── DATA ENTRIES ──

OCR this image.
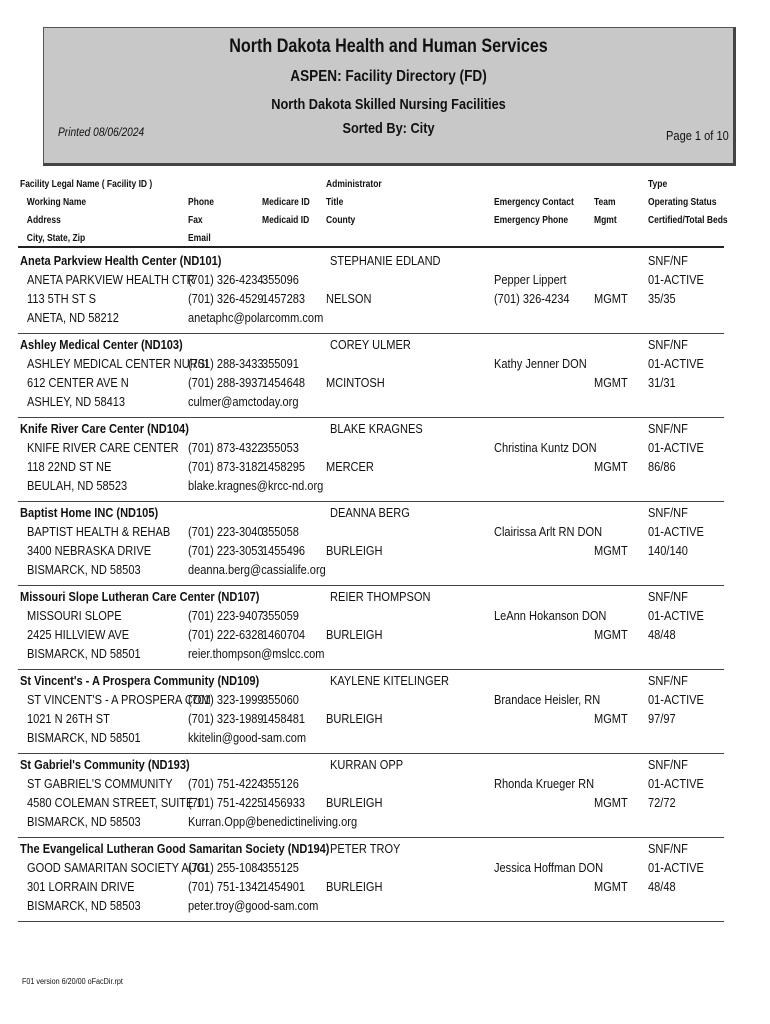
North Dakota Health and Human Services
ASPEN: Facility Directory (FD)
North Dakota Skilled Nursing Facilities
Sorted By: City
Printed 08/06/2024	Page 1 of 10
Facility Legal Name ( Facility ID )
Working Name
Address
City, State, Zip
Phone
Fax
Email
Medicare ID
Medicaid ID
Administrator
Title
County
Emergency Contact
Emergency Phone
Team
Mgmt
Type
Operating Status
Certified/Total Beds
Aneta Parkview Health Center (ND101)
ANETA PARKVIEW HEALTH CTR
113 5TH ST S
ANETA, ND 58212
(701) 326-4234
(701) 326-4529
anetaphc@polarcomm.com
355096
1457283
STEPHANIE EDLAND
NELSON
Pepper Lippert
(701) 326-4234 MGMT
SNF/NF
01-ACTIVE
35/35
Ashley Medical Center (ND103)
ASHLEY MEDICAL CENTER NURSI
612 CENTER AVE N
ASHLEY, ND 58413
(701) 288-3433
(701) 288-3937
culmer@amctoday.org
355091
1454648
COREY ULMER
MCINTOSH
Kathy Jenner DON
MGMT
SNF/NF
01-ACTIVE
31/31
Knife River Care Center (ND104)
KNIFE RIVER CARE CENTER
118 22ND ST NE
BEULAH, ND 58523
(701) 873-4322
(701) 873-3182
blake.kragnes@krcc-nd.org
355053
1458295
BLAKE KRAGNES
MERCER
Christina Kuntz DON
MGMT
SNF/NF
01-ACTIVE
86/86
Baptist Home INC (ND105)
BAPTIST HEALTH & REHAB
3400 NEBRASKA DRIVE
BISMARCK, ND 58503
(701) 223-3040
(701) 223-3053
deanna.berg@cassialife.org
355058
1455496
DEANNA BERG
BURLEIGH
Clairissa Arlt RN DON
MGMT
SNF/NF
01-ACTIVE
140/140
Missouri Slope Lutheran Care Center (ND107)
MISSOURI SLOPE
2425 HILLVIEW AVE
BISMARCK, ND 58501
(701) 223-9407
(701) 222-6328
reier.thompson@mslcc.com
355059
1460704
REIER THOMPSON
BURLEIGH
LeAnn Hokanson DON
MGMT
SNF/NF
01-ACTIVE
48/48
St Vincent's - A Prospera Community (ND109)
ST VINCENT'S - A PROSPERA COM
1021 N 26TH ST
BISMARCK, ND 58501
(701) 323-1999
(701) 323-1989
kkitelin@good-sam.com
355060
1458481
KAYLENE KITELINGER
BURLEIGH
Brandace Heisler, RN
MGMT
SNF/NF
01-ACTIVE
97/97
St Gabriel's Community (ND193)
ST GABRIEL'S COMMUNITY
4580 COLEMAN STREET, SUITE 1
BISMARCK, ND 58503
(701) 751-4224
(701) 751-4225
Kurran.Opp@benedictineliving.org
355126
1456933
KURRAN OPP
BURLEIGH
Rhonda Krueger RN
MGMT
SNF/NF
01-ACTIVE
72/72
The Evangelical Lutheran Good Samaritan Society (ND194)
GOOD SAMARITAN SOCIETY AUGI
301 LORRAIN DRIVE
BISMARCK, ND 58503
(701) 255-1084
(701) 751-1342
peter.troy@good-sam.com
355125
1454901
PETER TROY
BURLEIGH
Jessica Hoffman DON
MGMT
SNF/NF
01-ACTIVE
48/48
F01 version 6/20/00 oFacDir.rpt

───
── DATA ENTRIES ──

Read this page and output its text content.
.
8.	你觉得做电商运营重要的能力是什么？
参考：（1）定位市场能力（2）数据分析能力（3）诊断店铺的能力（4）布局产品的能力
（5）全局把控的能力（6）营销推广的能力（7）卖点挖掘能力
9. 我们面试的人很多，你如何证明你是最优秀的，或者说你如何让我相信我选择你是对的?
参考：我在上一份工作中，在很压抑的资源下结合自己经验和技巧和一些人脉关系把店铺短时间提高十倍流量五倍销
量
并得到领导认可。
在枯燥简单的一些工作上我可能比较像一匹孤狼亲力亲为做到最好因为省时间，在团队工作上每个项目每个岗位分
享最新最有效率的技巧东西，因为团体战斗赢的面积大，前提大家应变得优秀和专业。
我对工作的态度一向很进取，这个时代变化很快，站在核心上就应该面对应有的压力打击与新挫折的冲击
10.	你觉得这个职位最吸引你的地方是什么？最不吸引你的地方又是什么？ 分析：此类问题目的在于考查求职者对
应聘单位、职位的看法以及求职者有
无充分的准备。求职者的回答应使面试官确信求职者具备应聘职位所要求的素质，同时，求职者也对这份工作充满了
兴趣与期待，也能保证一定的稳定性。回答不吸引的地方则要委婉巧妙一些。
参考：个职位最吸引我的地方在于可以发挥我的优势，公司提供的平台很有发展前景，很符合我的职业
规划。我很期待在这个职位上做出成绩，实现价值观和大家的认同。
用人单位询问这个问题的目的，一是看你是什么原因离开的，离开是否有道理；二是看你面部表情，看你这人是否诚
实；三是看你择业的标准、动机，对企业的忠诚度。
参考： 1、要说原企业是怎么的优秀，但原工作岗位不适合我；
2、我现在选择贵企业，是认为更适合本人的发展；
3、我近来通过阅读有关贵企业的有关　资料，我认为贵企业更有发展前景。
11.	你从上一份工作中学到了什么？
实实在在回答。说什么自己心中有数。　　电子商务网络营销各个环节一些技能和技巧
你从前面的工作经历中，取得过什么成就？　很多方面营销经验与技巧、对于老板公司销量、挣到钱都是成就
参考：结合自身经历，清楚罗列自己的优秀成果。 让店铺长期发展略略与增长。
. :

───

• **GIVEN INSTRUCTION**: Select all lines with the word "North" from the entries above.

• **TASK SOLUTION**:
North Dakota Health and Human Services
North Dakota Skilled Nursing Facilities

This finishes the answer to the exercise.